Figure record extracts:
# # # # # # #

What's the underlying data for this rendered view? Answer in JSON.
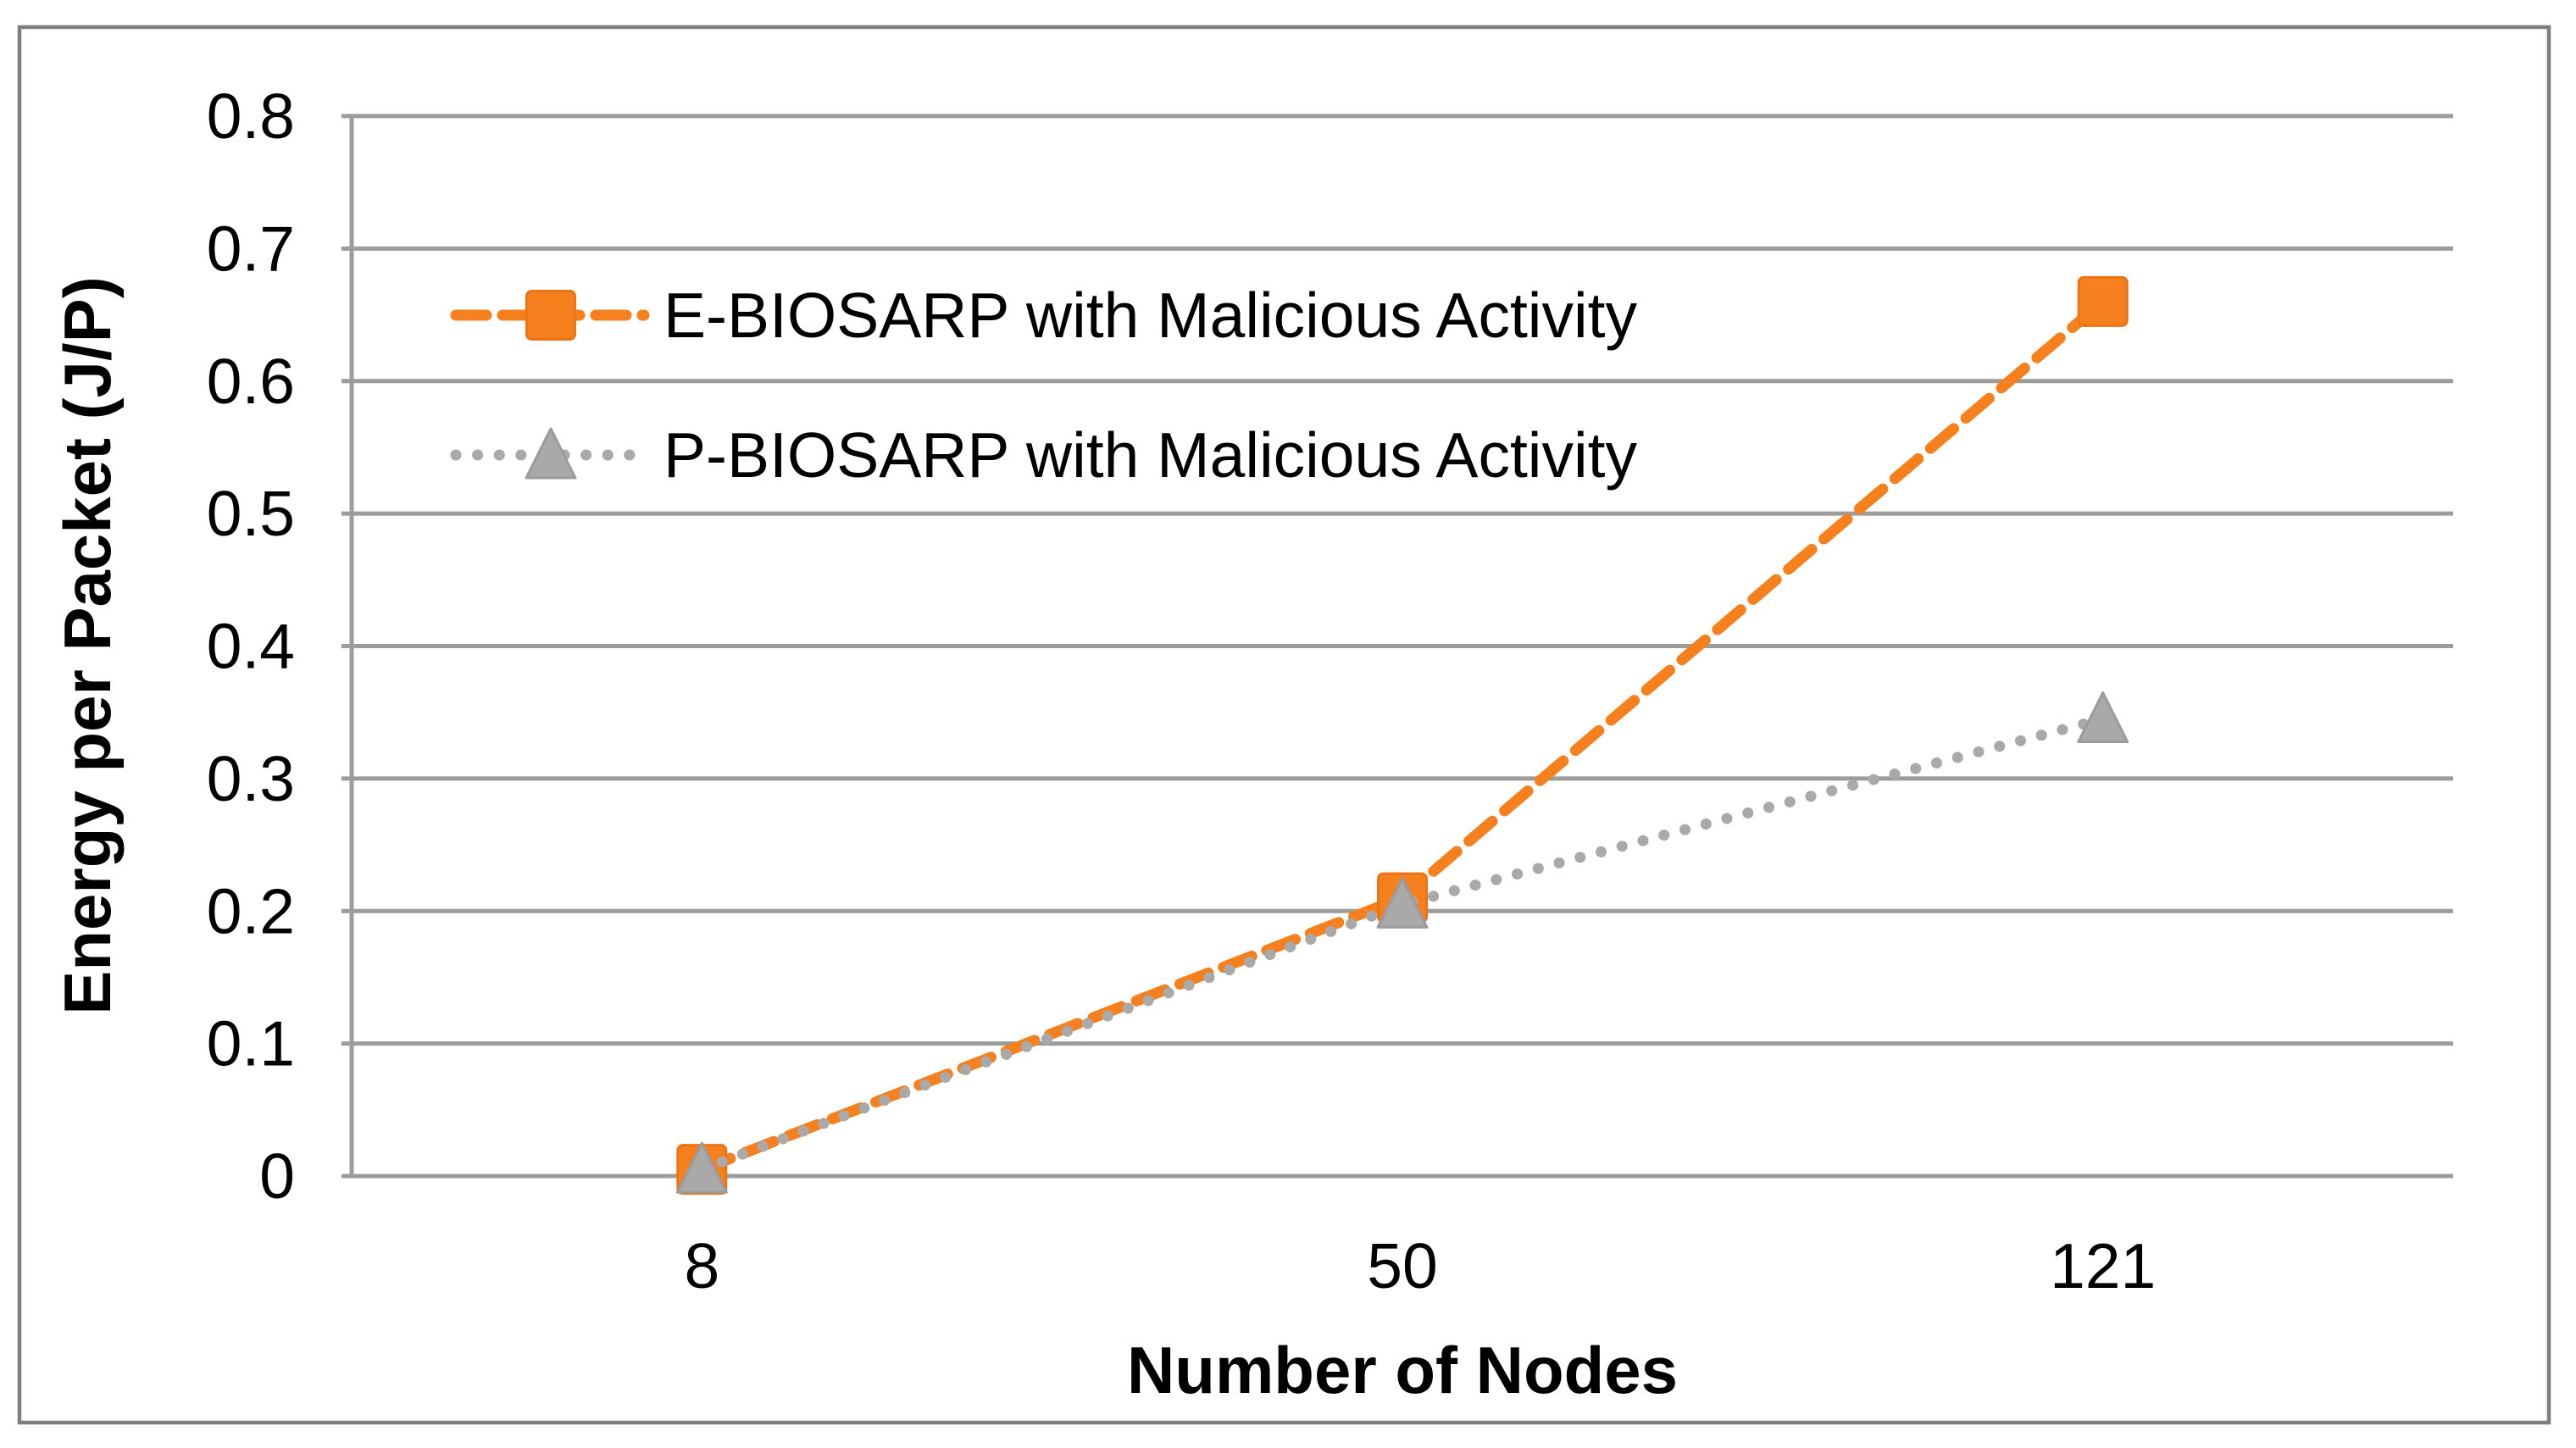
{
  "chart_data": {
    "type": "line",
    "title": "",
    "categories": [
      "8",
      "50",
      "121"
    ],
    "series": [
      {
        "name": "E-BIOSARP with Malicious Activity",
        "values": [
          0.005,
          0.21,
          0.66
        ],
        "color": "#F6801E",
        "marker": "square",
        "marker_stroke": "#ED7413",
        "line_style": "dashed"
      },
      {
        "name": "P-BIOSARP with Malicious Activity",
        "values": [
          0.005,
          0.205,
          0.345
        ],
        "color": "#A9A9A9",
        "marker": "triangle",
        "marker_stroke": "#9B9B9B",
        "line_style": "dotted"
      }
    ],
    "xlabel": "Number of Nodes",
    "ylabel": "Energy per Packet (J/P)",
    "ylim": [
      0,
      0.8
    ],
    "ytick_step": 0.1,
    "yticks": [
      "0",
      "0.1",
      "0.2",
      "0.3",
      "0.4",
      "0.5",
      "0.6",
      "0.7",
      "0.8"
    ],
    "grid": true,
    "legend_position": "upper-left-inside",
    "colors": {
      "gridline": "#9C9C9C",
      "axis": "#9C9C9C",
      "frame": "#7F7F7F",
      "text": "#000000"
    }
  }
}
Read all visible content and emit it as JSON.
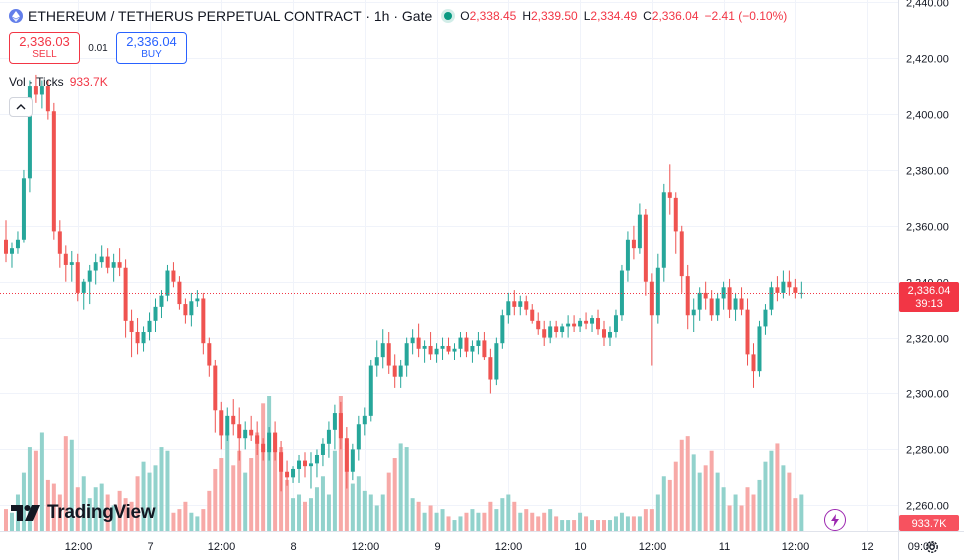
{
  "header": {
    "title": "ETHEREUM / TETHERUS PERPETUAL CONTRACT · 1h · Gate",
    "ohlc": {
      "o_label": "O",
      "o": "2,338.45",
      "h_label": "H",
      "h": "2,339.50",
      "l_label": "L",
      "l": "2,334.49",
      "c_label": "C",
      "c": "2,336.04",
      "change": "−2.41 (−0.10%)"
    }
  },
  "trade": {
    "sell_price": "2,336.03",
    "sell_label": "SELL",
    "spread": "0.01",
    "buy_price": "2,336.04",
    "buy_label": "BUY"
  },
  "volume": {
    "label": "Vol · Ticks",
    "value": "933.7K"
  },
  "logo": {
    "text": "TradingView"
  },
  "colors": {
    "up": "#26a69a",
    "down": "#ef5350",
    "up_volume": "#92d2cc",
    "down_volume": "#f7a9a7",
    "last_price": "#f23645",
    "grid": "#f0f3fa"
  },
  "icons": [
    "ethereum-coin-icon",
    "chevron-up-icon",
    "tradingview-logo-icon",
    "lightning-icon",
    "gear-icon"
  ],
  "chart_data": {
    "type": "candlestick",
    "title": "ETHEREUM / TETHERUS PERPETUAL CONTRACT · 1h · Gate",
    "y_ticks": [
      2260,
      2280,
      2300,
      2320,
      2340,
      2360,
      2380,
      2400,
      2420,
      2440
    ],
    "y_tick_labels": [
      "2,260.00",
      "2,280.00",
      "2,300.00",
      "2,320.00",
      "2,340.00",
      "2,360.00",
      "2,380.00",
      "2,400.00",
      "2,420.00",
      "2,440.00"
    ],
    "ylim": [
      2250.8,
      2440.8
    ],
    "x_tick_labels": [
      "12:00",
      "7",
      "12:00",
      "8",
      "12:00",
      "9",
      "12:00",
      "10",
      "12:00",
      "11",
      "12:00",
      "12",
      "09:00"
    ],
    "x_tick_hours": [
      12,
      24,
      36,
      48,
      60,
      72,
      84,
      96,
      108,
      120,
      132,
      144,
      153
    ],
    "first_bar_hour": 0,
    "last_price": 2336.04,
    "last_price_label": "2,336.04",
    "countdown": "39:13",
    "volume_label": "933.7K",
    "candles": [
      [
        2355,
        2362,
        2347,
        2350
      ],
      [
        2350,
        2354,
        2345,
        2352
      ],
      [
        2352,
        2358,
        2350,
        2355
      ],
      [
        2355,
        2380,
        2354,
        2377
      ],
      [
        2377,
        2412,
        2372,
        2410
      ],
      [
        2410,
        2414,
        2404,
        2407
      ],
      [
        2407,
        2412,
        2402,
        2410
      ],
      [
        2410,
        2412,
        2398,
        2401
      ],
      [
        2401,
        2404,
        2355,
        2358
      ],
      [
        2358,
        2362,
        2345,
        2350
      ],
      [
        2350,
        2353,
        2340,
        2346
      ],
      [
        2346,
        2351,
        2340,
        2347
      ],
      [
        2347,
        2350,
        2333,
        2336
      ],
      [
        2336,
        2341,
        2330,
        2340
      ],
      [
        2340,
        2346,
        2332,
        2344
      ],
      [
        2344,
        2350,
        2339,
        2347
      ],
      [
        2347,
        2353,
        2345,
        2349
      ],
      [
        2349,
        2352,
        2343,
        2345
      ],
      [
        2345,
        2350,
        2340,
        2347
      ],
      [
        2347,
        2352,
        2342,
        2345
      ],
      [
        2345,
        2348,
        2320,
        2326
      ],
      [
        2326,
        2330,
        2313,
        2322
      ],
      [
        2322,
        2327,
        2314,
        2318
      ],
      [
        2318,
        2324,
        2315,
        2322
      ],
      [
        2322,
        2329,
        2319,
        2326
      ],
      [
        2326,
        2334,
        2322,
        2331
      ],
      [
        2331,
        2337,
        2327,
        2335
      ],
      [
        2335,
        2346,
        2333,
        2344
      ],
      [
        2344,
        2347,
        2338,
        2340
      ],
      [
        2340,
        2342,
        2330,
        2332
      ],
      [
        2332,
        2334,
        2325,
        2328
      ],
      [
        2328,
        2336,
        2324,
        2333
      ],
      [
        2333,
        2337,
        2331,
        2334
      ],
      [
        2334,
        2336,
        2314,
        2318
      ],
      [
        2318,
        2320,
        2306,
        2310
      ],
      [
        2310,
        2312,
        2286,
        2294
      ],
      [
        2294,
        2297,
        2280,
        2285
      ],
      [
        2285,
        2295,
        2283,
        2292
      ],
      [
        2292,
        2298,
        2285,
        2289
      ],
      [
        2289,
        2295,
        2276,
        2284
      ],
      [
        2284,
        2290,
        2280,
        2287
      ],
      [
        2287,
        2292,
        2283,
        2285
      ],
      [
        2285,
        2290,
        2278,
        2282
      ],
      [
        2282,
        2284,
        2276,
        2279
      ],
      [
        2279,
        2288,
        2276,
        2286
      ],
      [
        2286,
        2290,
        2276,
        2279
      ],
      [
        2279,
        2283,
        2265,
        2272
      ],
      [
        2272,
        2276,
        2267,
        2270
      ],
      [
        2270,
        2274,
        2268,
        2273
      ],
      [
        2273,
        2278,
        2268,
        2276
      ],
      [
        2276,
        2279,
        2270,
        2274
      ],
      [
        2274,
        2279,
        2266,
        2275
      ],
      [
        2275,
        2280,
        2270,
        2278
      ],
      [
        2278,
        2284,
        2274,
        2282
      ],
      [
        2282,
        2290,
        2277,
        2287
      ],
      [
        2287,
        2296,
        2280,
        2293
      ],
      [
        2293,
        2297,
        2280,
        2284
      ],
      [
        2284,
        2288,
        2266,
        2272
      ],
      [
        2272,
        2282,
        2269,
        2280
      ],
      [
        2280,
        2292,
        2276,
        2289
      ],
      [
        2289,
        2295,
        2285,
        2292
      ],
      [
        2292,
        2312,
        2290,
        2310
      ],
      [
        2310,
        2319,
        2306,
        2313
      ],
      [
        2313,
        2323,
        2309,
        2318
      ],
      [
        2318,
        2322,
        2307,
        2310
      ],
      [
        2310,
        2314,
        2302,
        2306
      ],
      [
        2306,
        2312,
        2302,
        2310
      ],
      [
        2310,
        2320,
        2306,
        2318
      ],
      [
        2318,
        2323,
        2314,
        2320
      ],
      [
        2320,
        2325,
        2313,
        2316
      ],
      [
        2316,
        2319,
        2311,
        2317
      ],
      [
        2317,
        2322,
        2312,
        2314
      ],
      [
        2314,
        2318,
        2311,
        2316
      ],
      [
        2316,
        2320,
        2312,
        2317
      ],
      [
        2317,
        2320,
        2314,
        2315
      ],
      [
        2315,
        2318,
        2312,
        2316
      ],
      [
        2316,
        2322,
        2313,
        2320
      ],
      [
        2320,
        2322,
        2313,
        2315
      ],
      [
        2315,
        2319,
        2311,
        2317
      ],
      [
        2317,
        2322,
        2314,
        2319
      ],
      [
        2319,
        2322,
        2312,
        2313
      ],
      [
        2313,
        2316,
        2300,
        2305
      ],
      [
        2305,
        2320,
        2303,
        2318
      ],
      [
        2318,
        2330,
        2316,
        2328
      ],
      [
        2328,
        2336,
        2325,
        2333
      ],
      [
        2333,
        2337,
        2328,
        2331
      ],
      [
        2331,
        2335,
        2328,
        2333
      ],
      [
        2333,
        2335,
        2328,
        2330
      ],
      [
        2330,
        2332,
        2325,
        2326
      ],
      [
        2326,
        2329,
        2321,
        2323
      ],
      [
        2323,
        2326,
        2317,
        2320
      ],
      [
        2320,
        2326,
        2318,
        2324
      ],
      [
        2324,
        2326,
        2320,
        2322
      ],
      [
        2322,
        2325,
        2320,
        2324
      ],
      [
        2324,
        2328,
        2320,
        2325
      ],
      [
        2325,
        2328,
        2322,
        2324
      ],
      [
        2324,
        2327,
        2322,
        2326
      ],
      [
        2326,
        2329,
        2323,
        2325
      ],
      [
        2325,
        2328,
        2322,
        2327
      ],
      [
        2327,
        2330,
        2321,
        2323
      ],
      [
        2323,
        2326,
        2317,
        2320
      ],
      [
        2320,
        2324,
        2317,
        2322
      ],
      [
        2322,
        2330,
        2320,
        2328
      ],
      [
        2328,
        2346,
        2326,
        2344
      ],
      [
        2344,
        2358,
        2340,
        2355
      ],
      [
        2355,
        2360,
        2348,
        2352
      ],
      [
        2352,
        2368,
        2350,
        2364
      ],
      [
        2364,
        2366,
        2335,
        2340
      ],
      [
        2340,
        2343,
        2310,
        2328
      ],
      [
        2328,
        2350,
        2325,
        2345
      ],
      [
        2345,
        2375,
        2340,
        2372
      ],
      [
        2372,
        2382,
        2364,
        2370
      ],
      [
        2370,
        2372,
        2350,
        2358
      ],
      [
        2358,
        2360,
        2336,
        2342
      ],
      [
        2342,
        2346,
        2323,
        2328
      ],
      [
        2328,
        2334,
        2322,
        2330
      ],
      [
        2330,
        2338,
        2326,
        2336
      ],
      [
        2336,
        2340,
        2330,
        2334
      ],
      [
        2334,
        2337,
        2326,
        2328
      ],
      [
        2328,
        2336,
        2326,
        2334
      ],
      [
        2334,
        2340,
        2330,
        2338
      ],
      [
        2338,
        2341,
        2327,
        2330
      ],
      [
        2330,
        2336,
        2326,
        2334
      ],
      [
        2334,
        2338,
        2328,
        2330
      ],
      [
        2330,
        2334,
        2310,
        2314
      ],
      [
        2314,
        2318,
        2302,
        2308
      ],
      [
        2308,
        2326,
        2306,
        2324
      ],
      [
        2324,
        2332,
        2321,
        2330
      ],
      [
        2330,
        2340,
        2328,
        2338
      ],
      [
        2338,
        2342,
        2333,
        2336
      ],
      [
        2336,
        2344,
        2334,
        2340
      ],
      [
        2340,
        2344,
        2335,
        2338
      ],
      [
        2338,
        2341,
        2334,
        2336
      ],
      [
        2336,
        2340,
        2334,
        2336
      ]
    ],
    "volume": [
      6,
      5,
      10,
      16,
      23,
      22,
      27,
      14,
      13,
      10,
      26,
      25,
      12,
      15,
      9,
      12,
      13,
      10,
      7,
      11,
      9,
      8,
      15,
      19,
      16,
      18,
      23,
      22,
      5,
      6,
      8,
      5,
      4,
      6,
      11,
      17,
      20,
      27,
      18,
      22,
      16,
      20,
      27,
      35,
      37,
      27,
      23,
      14,
      9,
      10,
      8,
      9,
      12,
      15,
      10,
      22,
      37,
      24,
      13,
      15,
      11,
      10,
      7,
      10,
      16,
      20,
      24,
      23,
      9,
      8,
      5,
      7,
      5,
      6,
      4,
      3,
      4,
      5,
      6,
      5,
      5,
      8,
      6,
      9,
      10,
      8,
      5,
      6,
      5,
      4,
      5,
      6,
      4,
      3,
      3,
      3,
      5,
      4,
      3,
      3,
      3,
      3,
      4,
      5,
      4,
      4,
      4,
      6,
      6,
      10,
      15,
      14,
      19,
      25,
      26,
      21,
      16,
      18,
      22,
      16,
      12,
      7,
      10,
      7,
      12,
      10,
      14,
      19,
      22,
      24,
      18,
      16,
      9,
      10,
      11,
      10,
      5,
      4,
      4,
      5,
      3,
      4,
      5,
      4,
      3,
      4
    ]
  }
}
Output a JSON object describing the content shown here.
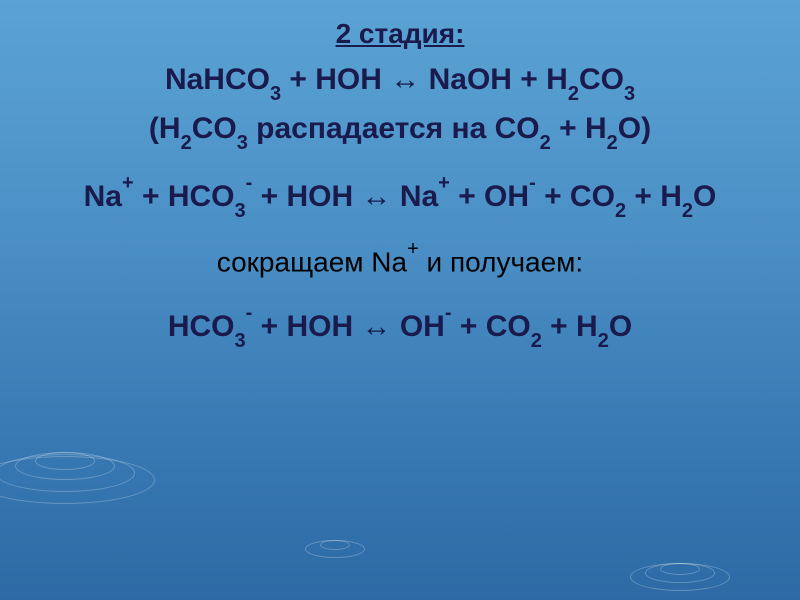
{
  "stage_title": "2 стадия:",
  "eq1_part1": "NaHCO",
  "eq1_part2": " + HOH ↔ NaOH + H",
  "eq1_part3": "CO",
  "eq1_part4": "(H",
  "eq1_part5": "CO",
  "eq1_part6": " распадается на CO",
  "eq1_part7": " + H",
  "eq1_part8": "O)",
  "eq2_part1": "Na",
  "eq2_part2": " + HCO",
  "eq2_part3": " + HOH ↔ Na",
  "eq2_part4": " + OH",
  "eq2_part5": " + CO",
  "eq2_part6": " + H",
  "eq2_part7": "O",
  "comment_part1": "сокращаем Na",
  "comment_part2": " и получаем:",
  "eq3_part1": "HCO",
  "eq3_part2": " + HOH ↔ OH",
  "eq3_part3": " + CO",
  "eq3_part4": " + H",
  "eq3_part5": "O",
  "sub3": "3",
  "sub2": "2",
  "plus": "+",
  "minus": "-",
  "colors": {
    "background_top": "#5ba3d4",
    "background_bottom": "#2d6aa5",
    "title_color": "#1a1a4d",
    "equation_color": "#1a1a4d",
    "comment_color": "#000000",
    "ripple_color": "rgba(255,255,255,0.25)"
  },
  "typography": {
    "title_fontsize": 28,
    "equation_fontsize": 30,
    "comment_fontsize": 28,
    "sub_fontsize": 20,
    "sup_fontsize": 20,
    "font_family": "Arial"
  }
}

# # # # # # #

[Given exercise]
The lines to write out run from the one containing "Output a JSON" through the final line of the material above, both included; write them out exactly, with no pictures.

[Task response]
Output a JSON object describing the content shown here.
{
  "stage_title": "2 стадия:",
  "eq1_part1": "NaHCO",
  "eq1_part2": " + HOH ↔ NaOH + H",
  "eq1_part3": "CO",
  "eq1_part4": "(H",
  "eq1_part5": "CO",
  "eq1_part6": " распадается на CO",
  "eq1_part7": " + H",
  "eq1_part8": "O)",
  "eq2_part1": "Na",
  "eq2_part2": " + HCO",
  "eq2_part3": " + HOH ↔ Na",
  "eq2_part4": " + OH",
  "eq2_part5": " + CO",
  "eq2_part6": " + H",
  "eq2_part7": "O",
  "comment_part1": "сокращаем Na",
  "comment_part2": " и получаем:",
  "eq3_part1": "HCO",
  "eq3_part2": " + HOH ↔ OH",
  "eq3_part3": " + CO",
  "eq3_part4": " + H",
  "eq3_part5": "O",
  "sub3": "3",
  "sub2": "2",
  "plus": "+",
  "minus": "-",
  "colors": {
    "background_top": "#5ba3d4",
    "background_bottom": "#2d6aa5",
    "title_color": "#1a1a4d",
    "equation_color": "#1a1a4d",
    "comment_color": "#000000",
    "ripple_color": "rgba(255,255,255,0.25)"
  },
  "typography": {
    "title_fontsize": 28,
    "equation_fontsize": 30,
    "comment_fontsize": 28,
    "sub_fontsize": 20,
    "sup_fontsize": 20,
    "font_family": "Arial"
  }
}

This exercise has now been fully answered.